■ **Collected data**

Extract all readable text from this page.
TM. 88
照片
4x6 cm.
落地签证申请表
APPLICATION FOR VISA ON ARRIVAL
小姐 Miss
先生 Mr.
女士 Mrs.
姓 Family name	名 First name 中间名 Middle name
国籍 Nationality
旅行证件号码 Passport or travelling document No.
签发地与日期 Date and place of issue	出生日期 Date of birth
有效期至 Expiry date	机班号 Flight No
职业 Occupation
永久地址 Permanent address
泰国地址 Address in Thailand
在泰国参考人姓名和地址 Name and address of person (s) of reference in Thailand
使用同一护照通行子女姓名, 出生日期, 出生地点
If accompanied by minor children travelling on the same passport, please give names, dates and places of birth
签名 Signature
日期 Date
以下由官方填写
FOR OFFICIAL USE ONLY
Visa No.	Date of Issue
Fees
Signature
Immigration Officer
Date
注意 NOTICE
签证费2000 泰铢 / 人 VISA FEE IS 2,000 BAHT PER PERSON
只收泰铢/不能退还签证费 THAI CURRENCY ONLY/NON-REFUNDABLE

--

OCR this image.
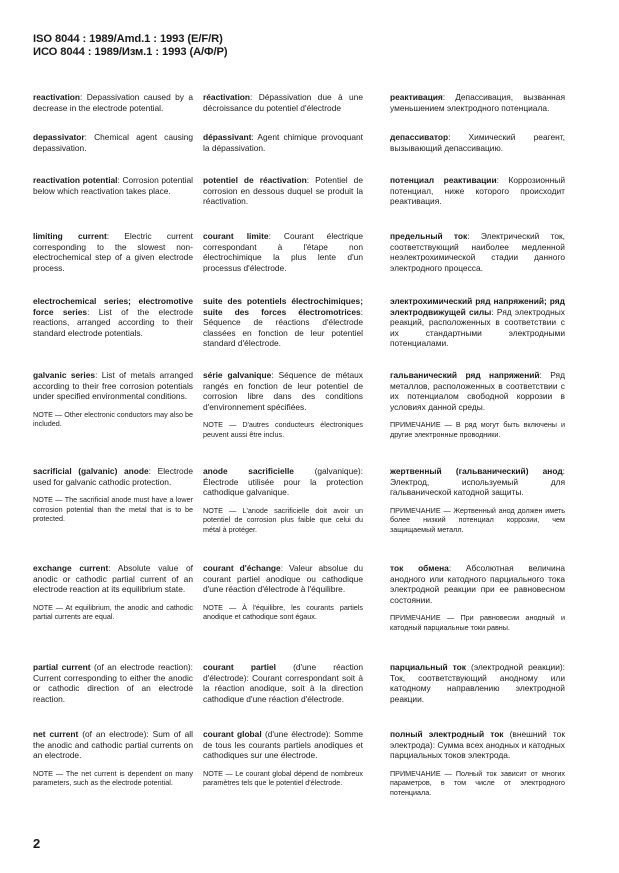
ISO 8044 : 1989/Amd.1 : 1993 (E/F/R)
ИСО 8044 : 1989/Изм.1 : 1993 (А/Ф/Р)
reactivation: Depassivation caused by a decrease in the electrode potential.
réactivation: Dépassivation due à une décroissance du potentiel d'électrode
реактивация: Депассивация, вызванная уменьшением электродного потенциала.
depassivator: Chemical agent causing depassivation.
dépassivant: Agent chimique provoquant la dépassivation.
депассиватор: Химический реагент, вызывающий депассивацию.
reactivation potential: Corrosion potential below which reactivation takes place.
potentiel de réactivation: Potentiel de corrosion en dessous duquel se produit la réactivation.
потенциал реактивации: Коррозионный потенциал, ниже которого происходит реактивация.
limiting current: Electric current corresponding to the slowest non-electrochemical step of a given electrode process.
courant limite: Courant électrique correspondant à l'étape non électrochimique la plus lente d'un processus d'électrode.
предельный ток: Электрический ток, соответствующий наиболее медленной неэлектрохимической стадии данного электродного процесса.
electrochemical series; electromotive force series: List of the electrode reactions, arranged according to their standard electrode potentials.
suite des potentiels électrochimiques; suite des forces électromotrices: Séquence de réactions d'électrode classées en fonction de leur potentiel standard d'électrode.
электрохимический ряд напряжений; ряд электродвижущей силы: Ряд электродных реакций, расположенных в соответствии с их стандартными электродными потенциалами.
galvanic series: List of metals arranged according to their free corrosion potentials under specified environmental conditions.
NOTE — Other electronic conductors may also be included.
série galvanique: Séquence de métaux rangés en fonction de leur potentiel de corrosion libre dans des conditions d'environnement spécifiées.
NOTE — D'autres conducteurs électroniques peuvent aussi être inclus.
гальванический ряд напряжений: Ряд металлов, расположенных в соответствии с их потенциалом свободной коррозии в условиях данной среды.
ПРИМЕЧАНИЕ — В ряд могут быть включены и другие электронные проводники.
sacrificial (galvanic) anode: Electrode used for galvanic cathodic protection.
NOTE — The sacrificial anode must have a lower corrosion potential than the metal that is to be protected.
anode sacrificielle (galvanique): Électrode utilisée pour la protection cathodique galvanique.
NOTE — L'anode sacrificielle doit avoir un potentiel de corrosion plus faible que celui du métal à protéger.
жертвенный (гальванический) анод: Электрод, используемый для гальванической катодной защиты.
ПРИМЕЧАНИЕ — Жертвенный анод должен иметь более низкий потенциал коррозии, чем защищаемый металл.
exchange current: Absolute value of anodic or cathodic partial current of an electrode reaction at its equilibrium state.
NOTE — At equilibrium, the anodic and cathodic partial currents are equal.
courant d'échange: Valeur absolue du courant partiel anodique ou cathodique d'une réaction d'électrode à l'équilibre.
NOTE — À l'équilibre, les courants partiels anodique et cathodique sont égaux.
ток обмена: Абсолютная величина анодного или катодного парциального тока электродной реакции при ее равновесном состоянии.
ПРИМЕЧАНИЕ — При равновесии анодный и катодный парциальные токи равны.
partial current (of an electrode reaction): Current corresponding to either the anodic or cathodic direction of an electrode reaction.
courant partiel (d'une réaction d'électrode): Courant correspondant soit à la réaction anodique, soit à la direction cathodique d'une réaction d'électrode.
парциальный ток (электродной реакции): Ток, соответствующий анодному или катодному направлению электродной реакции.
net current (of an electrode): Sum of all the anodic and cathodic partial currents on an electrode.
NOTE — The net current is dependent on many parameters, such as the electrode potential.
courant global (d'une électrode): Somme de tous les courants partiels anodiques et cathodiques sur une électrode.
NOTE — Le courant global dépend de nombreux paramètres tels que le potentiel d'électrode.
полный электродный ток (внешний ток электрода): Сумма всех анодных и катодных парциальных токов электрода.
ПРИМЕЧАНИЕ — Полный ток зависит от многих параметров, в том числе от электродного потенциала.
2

---

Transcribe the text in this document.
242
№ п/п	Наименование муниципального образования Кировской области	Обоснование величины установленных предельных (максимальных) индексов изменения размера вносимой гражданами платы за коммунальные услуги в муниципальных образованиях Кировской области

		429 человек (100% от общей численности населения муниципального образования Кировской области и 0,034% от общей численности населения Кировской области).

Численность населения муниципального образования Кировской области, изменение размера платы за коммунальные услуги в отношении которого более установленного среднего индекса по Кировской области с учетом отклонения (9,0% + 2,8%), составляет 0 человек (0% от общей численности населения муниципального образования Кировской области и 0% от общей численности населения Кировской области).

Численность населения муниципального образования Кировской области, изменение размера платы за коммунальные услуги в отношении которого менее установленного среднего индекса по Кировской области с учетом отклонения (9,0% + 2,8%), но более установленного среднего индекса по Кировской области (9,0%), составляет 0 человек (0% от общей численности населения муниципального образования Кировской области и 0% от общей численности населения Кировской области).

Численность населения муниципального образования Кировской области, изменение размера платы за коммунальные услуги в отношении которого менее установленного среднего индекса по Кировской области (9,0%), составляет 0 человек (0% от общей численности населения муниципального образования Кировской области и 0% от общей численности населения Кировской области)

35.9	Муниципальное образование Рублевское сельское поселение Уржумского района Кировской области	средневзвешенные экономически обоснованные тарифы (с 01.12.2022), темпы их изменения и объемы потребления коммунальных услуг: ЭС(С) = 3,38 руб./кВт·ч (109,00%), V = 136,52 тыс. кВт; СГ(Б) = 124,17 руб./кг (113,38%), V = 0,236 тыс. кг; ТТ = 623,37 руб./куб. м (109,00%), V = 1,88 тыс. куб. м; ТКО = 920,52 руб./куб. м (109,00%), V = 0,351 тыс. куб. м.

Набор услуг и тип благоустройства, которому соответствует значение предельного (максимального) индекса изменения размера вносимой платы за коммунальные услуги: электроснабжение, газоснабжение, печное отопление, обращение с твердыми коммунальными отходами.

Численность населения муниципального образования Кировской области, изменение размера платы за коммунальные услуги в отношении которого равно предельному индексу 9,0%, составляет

■ **PROBLEM TO WORK ON**
Using the listing above, locate the lines that hold "series" and copy each one.

■ **ANSWER TO THE TASK**
electrochemical series; electromotive force series: List of the electrode reactions, arranged according to their standard electrode potentials.
galvanic series: List of metals arranged according to their free corrosion potentials under specified environmental conditions.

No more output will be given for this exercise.